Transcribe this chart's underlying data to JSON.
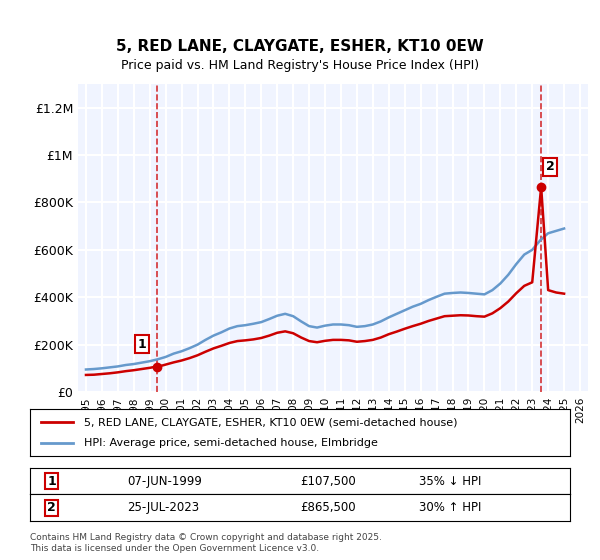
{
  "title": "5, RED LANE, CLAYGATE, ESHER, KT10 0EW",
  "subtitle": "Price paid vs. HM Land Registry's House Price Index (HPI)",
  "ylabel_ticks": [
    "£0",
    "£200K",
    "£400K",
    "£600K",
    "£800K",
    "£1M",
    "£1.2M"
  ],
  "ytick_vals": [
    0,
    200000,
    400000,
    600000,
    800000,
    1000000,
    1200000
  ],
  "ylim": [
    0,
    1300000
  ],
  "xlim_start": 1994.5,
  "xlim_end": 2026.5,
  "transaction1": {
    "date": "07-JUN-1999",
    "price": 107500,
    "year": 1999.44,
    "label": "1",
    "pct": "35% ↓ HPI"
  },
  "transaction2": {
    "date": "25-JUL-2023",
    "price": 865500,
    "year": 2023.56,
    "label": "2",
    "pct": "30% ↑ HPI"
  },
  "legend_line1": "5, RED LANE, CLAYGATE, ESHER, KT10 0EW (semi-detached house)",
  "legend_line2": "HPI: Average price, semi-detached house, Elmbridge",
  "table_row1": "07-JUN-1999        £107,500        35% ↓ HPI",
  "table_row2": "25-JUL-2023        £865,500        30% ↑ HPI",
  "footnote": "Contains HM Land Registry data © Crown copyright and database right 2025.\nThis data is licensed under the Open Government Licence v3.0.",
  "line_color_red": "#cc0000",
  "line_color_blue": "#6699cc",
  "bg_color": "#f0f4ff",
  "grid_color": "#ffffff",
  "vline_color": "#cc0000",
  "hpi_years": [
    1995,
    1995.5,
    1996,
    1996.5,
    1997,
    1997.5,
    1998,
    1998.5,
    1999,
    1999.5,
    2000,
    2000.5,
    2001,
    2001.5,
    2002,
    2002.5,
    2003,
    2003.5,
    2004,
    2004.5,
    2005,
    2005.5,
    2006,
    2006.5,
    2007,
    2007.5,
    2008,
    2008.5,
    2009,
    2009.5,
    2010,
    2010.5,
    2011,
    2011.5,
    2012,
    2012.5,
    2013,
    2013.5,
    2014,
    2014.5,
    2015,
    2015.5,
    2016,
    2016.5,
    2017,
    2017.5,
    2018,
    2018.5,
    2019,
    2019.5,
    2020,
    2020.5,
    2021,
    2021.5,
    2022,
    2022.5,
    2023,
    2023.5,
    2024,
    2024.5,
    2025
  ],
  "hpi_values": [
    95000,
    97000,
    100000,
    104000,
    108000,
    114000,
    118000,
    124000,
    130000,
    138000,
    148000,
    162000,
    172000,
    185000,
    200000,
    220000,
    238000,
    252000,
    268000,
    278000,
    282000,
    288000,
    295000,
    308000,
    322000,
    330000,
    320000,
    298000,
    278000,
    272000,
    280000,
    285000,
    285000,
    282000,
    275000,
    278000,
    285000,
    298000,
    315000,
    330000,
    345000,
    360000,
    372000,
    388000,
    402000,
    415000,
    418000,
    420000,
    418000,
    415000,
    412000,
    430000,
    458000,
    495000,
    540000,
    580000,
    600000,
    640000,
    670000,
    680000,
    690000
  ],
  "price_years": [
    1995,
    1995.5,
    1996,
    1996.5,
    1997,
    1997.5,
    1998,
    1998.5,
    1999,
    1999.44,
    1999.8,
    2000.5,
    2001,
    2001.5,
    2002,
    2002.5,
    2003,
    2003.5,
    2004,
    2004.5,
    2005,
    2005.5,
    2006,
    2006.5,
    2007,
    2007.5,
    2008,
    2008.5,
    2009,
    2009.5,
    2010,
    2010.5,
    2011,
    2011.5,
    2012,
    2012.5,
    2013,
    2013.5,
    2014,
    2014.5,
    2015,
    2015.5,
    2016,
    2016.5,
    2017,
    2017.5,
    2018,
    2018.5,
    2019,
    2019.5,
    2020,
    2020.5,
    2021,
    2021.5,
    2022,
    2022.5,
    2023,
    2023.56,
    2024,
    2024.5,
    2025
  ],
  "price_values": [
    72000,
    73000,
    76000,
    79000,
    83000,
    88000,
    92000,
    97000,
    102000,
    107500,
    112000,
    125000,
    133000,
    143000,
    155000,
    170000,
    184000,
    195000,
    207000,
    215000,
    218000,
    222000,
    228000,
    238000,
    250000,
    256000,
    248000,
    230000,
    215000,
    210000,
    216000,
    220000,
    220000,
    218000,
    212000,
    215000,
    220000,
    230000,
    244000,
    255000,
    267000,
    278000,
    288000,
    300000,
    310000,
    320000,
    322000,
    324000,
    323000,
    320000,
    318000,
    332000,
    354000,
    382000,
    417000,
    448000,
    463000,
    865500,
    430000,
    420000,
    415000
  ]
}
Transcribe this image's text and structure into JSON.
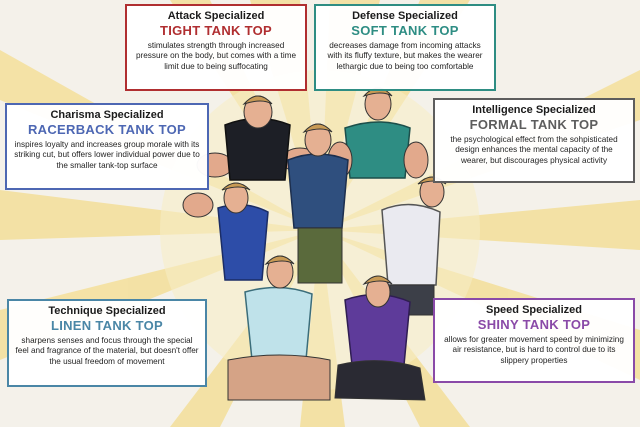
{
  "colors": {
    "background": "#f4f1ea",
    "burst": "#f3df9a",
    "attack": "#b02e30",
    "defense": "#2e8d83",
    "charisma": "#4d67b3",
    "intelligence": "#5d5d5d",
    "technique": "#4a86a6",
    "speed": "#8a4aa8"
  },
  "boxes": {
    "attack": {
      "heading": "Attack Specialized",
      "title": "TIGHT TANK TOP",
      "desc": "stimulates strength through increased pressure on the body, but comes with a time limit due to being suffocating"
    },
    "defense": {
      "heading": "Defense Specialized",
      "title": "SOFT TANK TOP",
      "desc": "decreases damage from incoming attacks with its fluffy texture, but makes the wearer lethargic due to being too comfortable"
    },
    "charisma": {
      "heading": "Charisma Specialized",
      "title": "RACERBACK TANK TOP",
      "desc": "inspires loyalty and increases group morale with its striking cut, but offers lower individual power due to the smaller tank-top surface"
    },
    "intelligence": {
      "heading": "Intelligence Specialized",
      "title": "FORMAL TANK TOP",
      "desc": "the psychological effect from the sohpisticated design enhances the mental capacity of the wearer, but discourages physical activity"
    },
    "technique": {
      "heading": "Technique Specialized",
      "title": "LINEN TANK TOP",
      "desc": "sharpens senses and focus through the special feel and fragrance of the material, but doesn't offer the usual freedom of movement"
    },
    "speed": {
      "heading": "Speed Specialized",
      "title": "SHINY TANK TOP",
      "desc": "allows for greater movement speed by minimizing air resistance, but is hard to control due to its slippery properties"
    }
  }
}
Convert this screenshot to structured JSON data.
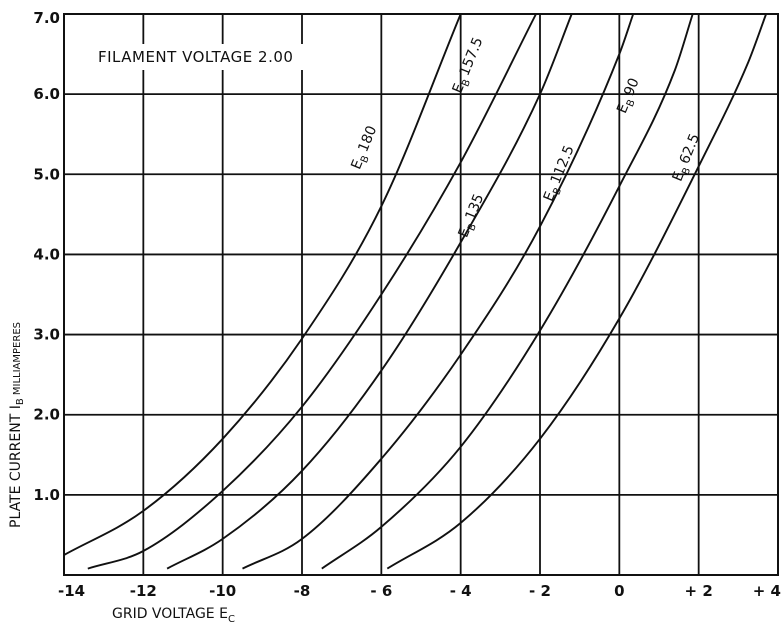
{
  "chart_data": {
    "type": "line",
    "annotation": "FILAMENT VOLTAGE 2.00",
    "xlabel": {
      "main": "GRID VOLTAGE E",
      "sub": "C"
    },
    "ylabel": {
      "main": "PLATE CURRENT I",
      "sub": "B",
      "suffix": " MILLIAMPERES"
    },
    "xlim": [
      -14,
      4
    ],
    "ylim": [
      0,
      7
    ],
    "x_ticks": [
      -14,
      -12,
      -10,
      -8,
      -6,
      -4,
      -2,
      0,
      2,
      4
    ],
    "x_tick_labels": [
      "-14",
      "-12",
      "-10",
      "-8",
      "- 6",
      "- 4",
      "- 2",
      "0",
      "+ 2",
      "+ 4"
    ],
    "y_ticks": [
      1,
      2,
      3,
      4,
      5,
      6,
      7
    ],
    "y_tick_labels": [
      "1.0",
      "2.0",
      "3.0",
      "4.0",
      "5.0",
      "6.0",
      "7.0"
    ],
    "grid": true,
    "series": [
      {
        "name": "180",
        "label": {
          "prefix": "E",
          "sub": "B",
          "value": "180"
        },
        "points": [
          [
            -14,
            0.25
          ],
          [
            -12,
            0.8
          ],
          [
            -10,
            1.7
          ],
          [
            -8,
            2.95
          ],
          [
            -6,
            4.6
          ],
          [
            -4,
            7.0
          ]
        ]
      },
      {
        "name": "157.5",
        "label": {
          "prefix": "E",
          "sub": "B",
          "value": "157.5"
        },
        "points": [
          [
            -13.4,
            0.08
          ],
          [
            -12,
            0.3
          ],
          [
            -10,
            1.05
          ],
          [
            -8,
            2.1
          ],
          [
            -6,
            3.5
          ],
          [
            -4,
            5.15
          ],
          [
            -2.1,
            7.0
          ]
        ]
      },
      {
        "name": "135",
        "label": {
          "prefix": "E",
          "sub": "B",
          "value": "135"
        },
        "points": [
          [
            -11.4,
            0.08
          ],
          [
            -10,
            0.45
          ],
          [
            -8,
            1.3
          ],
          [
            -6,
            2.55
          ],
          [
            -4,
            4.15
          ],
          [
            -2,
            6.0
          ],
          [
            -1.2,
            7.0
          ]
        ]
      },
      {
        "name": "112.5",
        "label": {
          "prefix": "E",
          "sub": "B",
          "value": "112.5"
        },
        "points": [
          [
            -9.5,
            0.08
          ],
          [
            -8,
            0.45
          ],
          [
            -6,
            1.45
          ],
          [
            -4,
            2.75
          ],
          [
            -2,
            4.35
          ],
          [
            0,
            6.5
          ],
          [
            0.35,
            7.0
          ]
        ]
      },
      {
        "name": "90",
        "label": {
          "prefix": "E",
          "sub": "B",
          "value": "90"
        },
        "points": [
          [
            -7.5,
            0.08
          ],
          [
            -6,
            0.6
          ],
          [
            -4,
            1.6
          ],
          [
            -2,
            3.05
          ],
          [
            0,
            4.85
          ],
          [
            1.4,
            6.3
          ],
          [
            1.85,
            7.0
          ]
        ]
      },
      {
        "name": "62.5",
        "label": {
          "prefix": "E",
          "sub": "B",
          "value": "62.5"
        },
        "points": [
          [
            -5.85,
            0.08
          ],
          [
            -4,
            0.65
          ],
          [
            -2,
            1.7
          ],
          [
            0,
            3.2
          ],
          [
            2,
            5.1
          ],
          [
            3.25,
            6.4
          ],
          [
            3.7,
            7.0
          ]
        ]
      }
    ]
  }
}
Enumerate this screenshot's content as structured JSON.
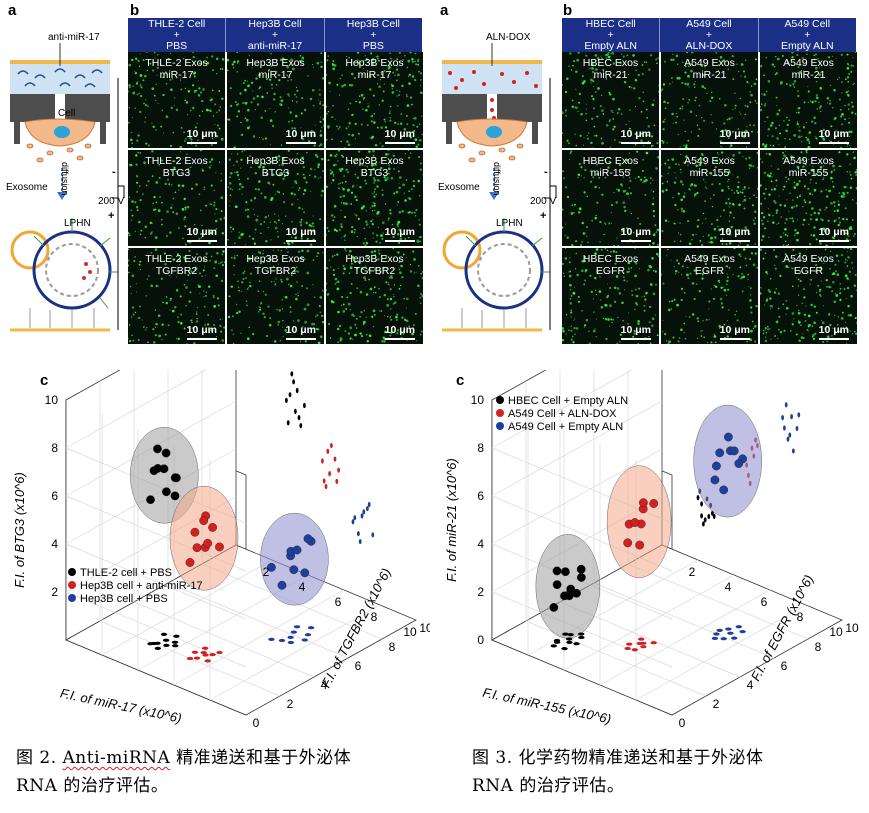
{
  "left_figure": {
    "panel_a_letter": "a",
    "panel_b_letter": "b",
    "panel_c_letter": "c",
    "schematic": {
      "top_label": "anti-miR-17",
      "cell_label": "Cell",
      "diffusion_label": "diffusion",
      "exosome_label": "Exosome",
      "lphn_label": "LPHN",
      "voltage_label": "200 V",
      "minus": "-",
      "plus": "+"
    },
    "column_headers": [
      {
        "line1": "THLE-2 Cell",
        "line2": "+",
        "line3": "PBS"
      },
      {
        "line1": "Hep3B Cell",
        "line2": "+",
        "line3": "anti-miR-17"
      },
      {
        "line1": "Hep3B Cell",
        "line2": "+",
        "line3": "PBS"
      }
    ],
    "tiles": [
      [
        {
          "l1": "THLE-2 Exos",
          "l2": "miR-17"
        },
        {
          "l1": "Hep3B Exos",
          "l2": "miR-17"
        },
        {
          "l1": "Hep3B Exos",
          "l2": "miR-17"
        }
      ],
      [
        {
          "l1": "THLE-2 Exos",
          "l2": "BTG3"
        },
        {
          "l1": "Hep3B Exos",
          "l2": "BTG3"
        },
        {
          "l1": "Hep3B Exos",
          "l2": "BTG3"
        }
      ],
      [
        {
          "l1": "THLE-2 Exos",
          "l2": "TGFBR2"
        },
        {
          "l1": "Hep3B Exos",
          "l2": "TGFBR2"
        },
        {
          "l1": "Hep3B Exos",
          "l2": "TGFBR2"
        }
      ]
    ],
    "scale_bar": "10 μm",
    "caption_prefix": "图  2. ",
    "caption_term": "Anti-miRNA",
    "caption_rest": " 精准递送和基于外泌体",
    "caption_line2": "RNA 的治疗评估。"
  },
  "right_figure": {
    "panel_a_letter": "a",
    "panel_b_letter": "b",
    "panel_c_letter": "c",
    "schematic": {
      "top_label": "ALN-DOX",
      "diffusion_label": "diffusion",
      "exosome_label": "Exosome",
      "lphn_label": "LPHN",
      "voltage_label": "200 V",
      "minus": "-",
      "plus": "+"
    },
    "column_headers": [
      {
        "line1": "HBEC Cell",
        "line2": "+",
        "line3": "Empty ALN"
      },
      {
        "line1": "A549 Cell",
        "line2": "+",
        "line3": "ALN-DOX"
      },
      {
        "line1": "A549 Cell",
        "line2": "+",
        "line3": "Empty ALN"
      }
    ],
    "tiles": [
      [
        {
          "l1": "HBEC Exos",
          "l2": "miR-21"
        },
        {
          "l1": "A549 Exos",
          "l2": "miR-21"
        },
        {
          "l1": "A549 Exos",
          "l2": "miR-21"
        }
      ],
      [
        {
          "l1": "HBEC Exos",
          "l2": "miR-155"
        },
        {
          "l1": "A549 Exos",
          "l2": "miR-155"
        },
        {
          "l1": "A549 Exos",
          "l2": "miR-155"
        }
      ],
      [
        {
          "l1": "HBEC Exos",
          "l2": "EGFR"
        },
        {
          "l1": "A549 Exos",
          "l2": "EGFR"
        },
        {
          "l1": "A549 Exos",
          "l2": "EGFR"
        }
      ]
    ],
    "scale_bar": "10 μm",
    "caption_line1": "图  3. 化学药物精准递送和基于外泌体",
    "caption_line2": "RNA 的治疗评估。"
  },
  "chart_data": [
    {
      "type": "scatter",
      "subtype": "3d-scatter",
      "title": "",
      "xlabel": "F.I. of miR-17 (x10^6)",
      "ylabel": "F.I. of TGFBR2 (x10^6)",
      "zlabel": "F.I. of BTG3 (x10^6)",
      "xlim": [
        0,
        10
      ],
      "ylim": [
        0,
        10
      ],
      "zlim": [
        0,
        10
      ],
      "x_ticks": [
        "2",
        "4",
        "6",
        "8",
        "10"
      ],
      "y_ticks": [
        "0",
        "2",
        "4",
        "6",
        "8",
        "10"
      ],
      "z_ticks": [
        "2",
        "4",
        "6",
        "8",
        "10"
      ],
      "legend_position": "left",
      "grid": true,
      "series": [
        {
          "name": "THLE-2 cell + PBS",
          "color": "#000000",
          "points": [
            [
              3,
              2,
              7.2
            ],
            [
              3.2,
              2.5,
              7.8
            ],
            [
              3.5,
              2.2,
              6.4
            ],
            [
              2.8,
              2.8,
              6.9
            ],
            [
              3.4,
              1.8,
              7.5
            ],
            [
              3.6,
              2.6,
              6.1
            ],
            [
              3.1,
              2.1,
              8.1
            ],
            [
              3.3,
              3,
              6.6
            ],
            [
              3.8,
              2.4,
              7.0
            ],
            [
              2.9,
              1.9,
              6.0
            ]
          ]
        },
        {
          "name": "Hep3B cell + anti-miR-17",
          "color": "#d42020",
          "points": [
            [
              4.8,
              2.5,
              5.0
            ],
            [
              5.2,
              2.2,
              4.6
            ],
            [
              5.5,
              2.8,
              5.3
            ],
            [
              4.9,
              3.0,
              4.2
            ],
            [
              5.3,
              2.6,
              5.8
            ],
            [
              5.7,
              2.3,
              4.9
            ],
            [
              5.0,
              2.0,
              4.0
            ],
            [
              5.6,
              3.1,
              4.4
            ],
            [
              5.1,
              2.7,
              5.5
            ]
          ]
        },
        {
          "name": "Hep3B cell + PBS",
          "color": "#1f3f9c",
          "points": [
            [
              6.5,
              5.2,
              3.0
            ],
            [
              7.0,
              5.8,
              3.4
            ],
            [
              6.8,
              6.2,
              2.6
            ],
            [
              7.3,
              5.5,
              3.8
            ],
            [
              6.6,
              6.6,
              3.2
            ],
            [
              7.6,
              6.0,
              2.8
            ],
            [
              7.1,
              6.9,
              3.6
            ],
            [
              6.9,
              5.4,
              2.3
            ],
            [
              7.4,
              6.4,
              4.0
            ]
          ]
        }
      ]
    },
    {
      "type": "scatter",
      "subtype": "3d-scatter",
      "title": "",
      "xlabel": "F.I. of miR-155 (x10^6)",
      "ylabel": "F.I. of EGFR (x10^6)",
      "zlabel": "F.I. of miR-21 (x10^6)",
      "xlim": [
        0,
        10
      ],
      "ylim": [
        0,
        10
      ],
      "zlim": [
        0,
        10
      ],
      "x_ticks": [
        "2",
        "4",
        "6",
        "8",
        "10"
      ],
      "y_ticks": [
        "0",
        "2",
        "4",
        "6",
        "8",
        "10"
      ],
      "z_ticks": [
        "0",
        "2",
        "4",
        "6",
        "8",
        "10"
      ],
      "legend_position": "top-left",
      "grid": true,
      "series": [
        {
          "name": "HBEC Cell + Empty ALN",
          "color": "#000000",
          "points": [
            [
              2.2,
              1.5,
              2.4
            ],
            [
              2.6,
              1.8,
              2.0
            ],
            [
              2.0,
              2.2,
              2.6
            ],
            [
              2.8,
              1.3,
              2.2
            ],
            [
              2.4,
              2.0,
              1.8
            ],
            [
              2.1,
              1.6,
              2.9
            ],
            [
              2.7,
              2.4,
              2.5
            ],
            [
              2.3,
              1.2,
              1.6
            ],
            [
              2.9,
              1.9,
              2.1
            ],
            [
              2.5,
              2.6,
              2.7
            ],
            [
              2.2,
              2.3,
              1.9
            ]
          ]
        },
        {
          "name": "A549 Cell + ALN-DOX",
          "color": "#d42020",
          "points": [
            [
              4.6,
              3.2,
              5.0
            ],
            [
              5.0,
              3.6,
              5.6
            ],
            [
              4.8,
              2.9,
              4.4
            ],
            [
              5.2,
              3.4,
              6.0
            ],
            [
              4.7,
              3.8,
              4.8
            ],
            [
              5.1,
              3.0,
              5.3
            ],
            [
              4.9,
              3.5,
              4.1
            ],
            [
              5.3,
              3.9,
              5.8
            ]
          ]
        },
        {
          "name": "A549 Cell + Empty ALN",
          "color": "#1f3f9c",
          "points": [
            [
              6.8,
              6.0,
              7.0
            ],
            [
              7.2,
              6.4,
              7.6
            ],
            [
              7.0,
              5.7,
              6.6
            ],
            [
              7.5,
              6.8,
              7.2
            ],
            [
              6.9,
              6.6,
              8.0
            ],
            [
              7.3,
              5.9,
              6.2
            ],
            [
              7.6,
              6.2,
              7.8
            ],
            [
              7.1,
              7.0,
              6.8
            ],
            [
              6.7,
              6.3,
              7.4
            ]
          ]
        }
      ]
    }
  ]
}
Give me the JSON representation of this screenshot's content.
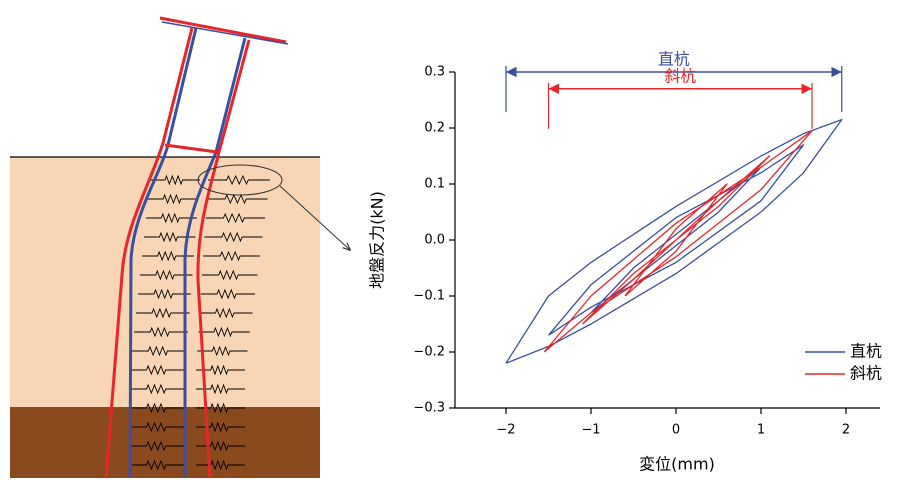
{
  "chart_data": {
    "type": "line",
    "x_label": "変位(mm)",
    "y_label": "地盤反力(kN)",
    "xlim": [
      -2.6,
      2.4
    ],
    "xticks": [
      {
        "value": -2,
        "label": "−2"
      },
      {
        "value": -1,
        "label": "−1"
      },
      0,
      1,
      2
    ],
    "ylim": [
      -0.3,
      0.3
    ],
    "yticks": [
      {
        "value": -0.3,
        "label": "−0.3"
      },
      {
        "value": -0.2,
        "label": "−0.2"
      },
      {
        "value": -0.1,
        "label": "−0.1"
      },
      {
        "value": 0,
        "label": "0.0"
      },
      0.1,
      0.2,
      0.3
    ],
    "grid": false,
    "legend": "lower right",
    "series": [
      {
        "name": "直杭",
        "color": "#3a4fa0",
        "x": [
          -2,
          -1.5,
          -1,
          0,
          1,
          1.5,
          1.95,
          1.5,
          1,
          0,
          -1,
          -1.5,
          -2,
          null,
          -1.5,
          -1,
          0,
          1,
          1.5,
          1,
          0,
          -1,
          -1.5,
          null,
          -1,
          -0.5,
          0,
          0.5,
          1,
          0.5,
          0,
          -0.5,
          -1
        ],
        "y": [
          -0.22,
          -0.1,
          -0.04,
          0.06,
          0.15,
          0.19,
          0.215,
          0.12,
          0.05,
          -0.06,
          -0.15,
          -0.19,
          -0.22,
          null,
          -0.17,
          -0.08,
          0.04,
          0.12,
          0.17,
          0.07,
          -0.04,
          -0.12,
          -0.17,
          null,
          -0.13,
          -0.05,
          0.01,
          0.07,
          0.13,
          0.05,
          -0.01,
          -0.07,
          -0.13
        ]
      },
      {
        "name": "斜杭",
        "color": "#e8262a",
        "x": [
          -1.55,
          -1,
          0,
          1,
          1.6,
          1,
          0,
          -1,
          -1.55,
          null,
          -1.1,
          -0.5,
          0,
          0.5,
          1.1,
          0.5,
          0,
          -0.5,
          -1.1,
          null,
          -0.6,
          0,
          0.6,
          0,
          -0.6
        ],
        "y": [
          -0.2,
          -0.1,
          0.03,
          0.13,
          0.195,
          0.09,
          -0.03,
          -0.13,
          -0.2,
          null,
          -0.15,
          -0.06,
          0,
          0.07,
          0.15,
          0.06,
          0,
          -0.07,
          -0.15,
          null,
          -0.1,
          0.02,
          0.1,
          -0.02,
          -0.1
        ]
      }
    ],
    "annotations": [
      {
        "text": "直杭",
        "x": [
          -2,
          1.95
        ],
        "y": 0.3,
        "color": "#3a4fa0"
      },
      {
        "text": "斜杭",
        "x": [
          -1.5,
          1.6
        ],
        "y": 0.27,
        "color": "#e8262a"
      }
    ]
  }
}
○ ○ ○ ○ ○
#### EXERCISE REQUIREMENTS:
Select, from the listing, all lines that include the word "semi".

#### SOLVED PROBLEM:
  "legend_line1": "5, RED LANE, CLAYGATE, ESHER, KT10 0EW (semi-detached house)",
  "legend_line2": "HPI: Average price, semi-detached house, Elmbridge",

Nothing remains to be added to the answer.